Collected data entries
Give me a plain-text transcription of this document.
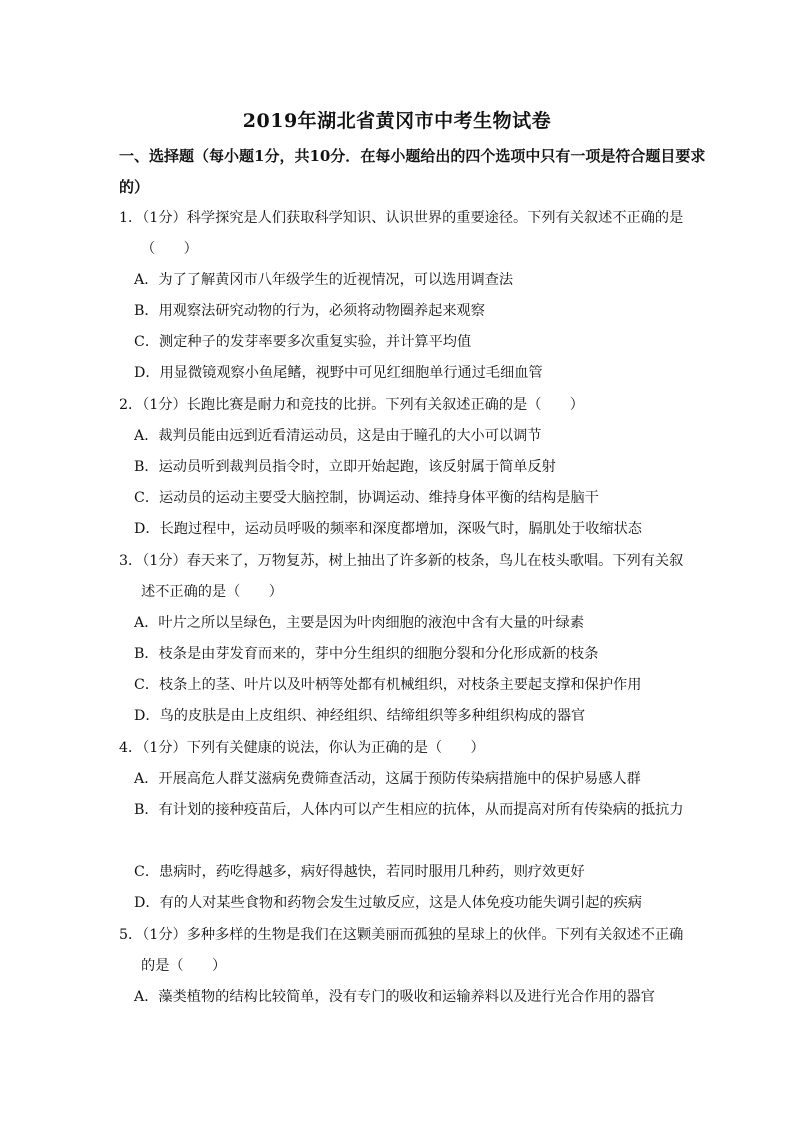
2019年湖北省黄冈市中考生物试卷
一、选择题（每小题1分，共10分．在每小题给出的四个选项中只有一项是符合题目要求
的）
1．（1分）科学探究是人们获取科学知识、认识世界的重要途径。下列有关叙述不正确的是
（　　）
A．为了了解黄冈市八年级学生的近视情况，可以选用调查法
B．用观察法研究动物的行为，必须将动物圈养起来观察
C．测定种子的发芽率要多次重复实验，并计算平均值
D．用显微镜观察小鱼尾鳍，视野中可见红细胞单行通过毛细血管
2．（1分）长跑比赛是耐力和竞技的比拼。下列有关叙述正确的是（　　）
A．裁判员能由远到近看清运动员，这是由于瞳孔的大小可以调节
B．运动员听到裁判员指令时，立即开始起跑，该反射属于简单反射
C．运动员的运动主要受大脑控制，协调运动、维持身体平衡的结构是脑干
D．长跑过程中，运动员呼吸的频率和深度都增加，深吸气时，膈肌处于收缩状态
3．（1分）春天来了，万物复苏，树上抽出了许多新的枝条，鸟儿在枝头歌唱。下列有关叙
述不正确的是（　　）
A．叶片之所以呈绿色，主要是因为叶肉细胞的液泡中含有大量的叶绿素
B．枝条是由芽发育而来的，芽中分生组织的细胞分裂和分化形成新的枝条
C．枝条上的茎、叶片以及叶柄等处都有机械组织，对枝条主要起支撑和保护作用
D．鸟的皮肤是由上皮组织、神经组织、结缔组织等多种组织构成的器官
4．（1分）下列有关健康的说法，你认为正确的是（　　）
A．开展高危人群艾滋病免费筛查活动，这属于预防传染病措施中的保护易感人群
B．有计划的接种疫苗后，人体内可以产生相应的抗体，从而提高对所有传染病的抵抗力
C．患病时，药吃得越多，病好得越快，若同时服用几种药，则疗效更好
D．有的人对某些食物和药物会发生过敏反应，这是人体免疫功能失调引起的疾病
5．（1分）多种多样的生物是我们在这颗美丽而孤独的星球上的伙伴。下列有关叙述不正确
的是（　　）
A．藻类植物的结构比较简单，没有专门的吸收和运输养料以及进行光合作用的器官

Requirements
Drop the images and repeat the data exactly.

Result of this exercise
Give me a plain-text transcription of this document.
2019年湖北省黄冈市中考生物试卷
一、选择题（每小题1分，共10分．在每小题给出的四个选项中只有一项是符合题目要求
的）
1．（1分）科学探究是人们获取科学知识、认识世界的重要途径。下列有关叙述不正确的是
（　　）
A．为了了解黄冈市八年级学生的近视情况，可以选用调查法
B．用观察法研究动物的行为，必须将动物圈养起来观察
C．测定种子的发芽率要多次重复实验，并计算平均值
D．用显微镜观察小鱼尾鳍，视野中可见红细胞单行通过毛细血管
2．（1分）长跑比赛是耐力和竞技的比拼。下列有关叙述正确的是（　　）
A．裁判员能由远到近看清运动员，这是由于瞳孔的大小可以调节
B．运动员听到裁判员指令时，立即开始起跑，该反射属于简单反射
C．运动员的运动主要受大脑控制，协调运动、维持身体平衡的结构是脑干
D．长跑过程中，运动员呼吸的频率和深度都增加，深吸气时，膈肌处于收缩状态
3．（1分）春天来了，万物复苏，树上抽出了许多新的枝条，鸟儿在枝头歌唱。下列有关叙
述不正确的是（　　）
A．叶片之所以呈绿色，主要是因为叶肉细胞的液泡中含有大量的叶绿素
B．枝条是由芽发育而来的，芽中分生组织的细胞分裂和分化形成新的枝条
C．枝条上的茎、叶片以及叶柄等处都有机械组织，对枝条主要起支撑和保护作用
D．鸟的皮肤是由上皮组织、神经组织、结缔组织等多种组织构成的器官
4．（1分）下列有关健康的说法，你认为正确的是（　　）
A．开展高危人群艾滋病免费筛查活动，这属于预防传染病措施中的保护易感人群
B．有计划的接种疫苗后，人体内可以产生相应的抗体，从而提高对所有传染病的抵抗力
C．患病时，药吃得越多，病好得越快，若同时服用几种药，则疗效更好
D．有的人对某些食物和药物会发生过敏反应，这是人体免疫功能失调引起的疾病
5．（1分）多种多样的生物是我们在这颗美丽而孤独的星球上的伙伴。下列有关叙述不正确
的是（　　）
A．藻类植物的结构比较简单，没有专门的吸收和运输养料以及进行光合作用的器官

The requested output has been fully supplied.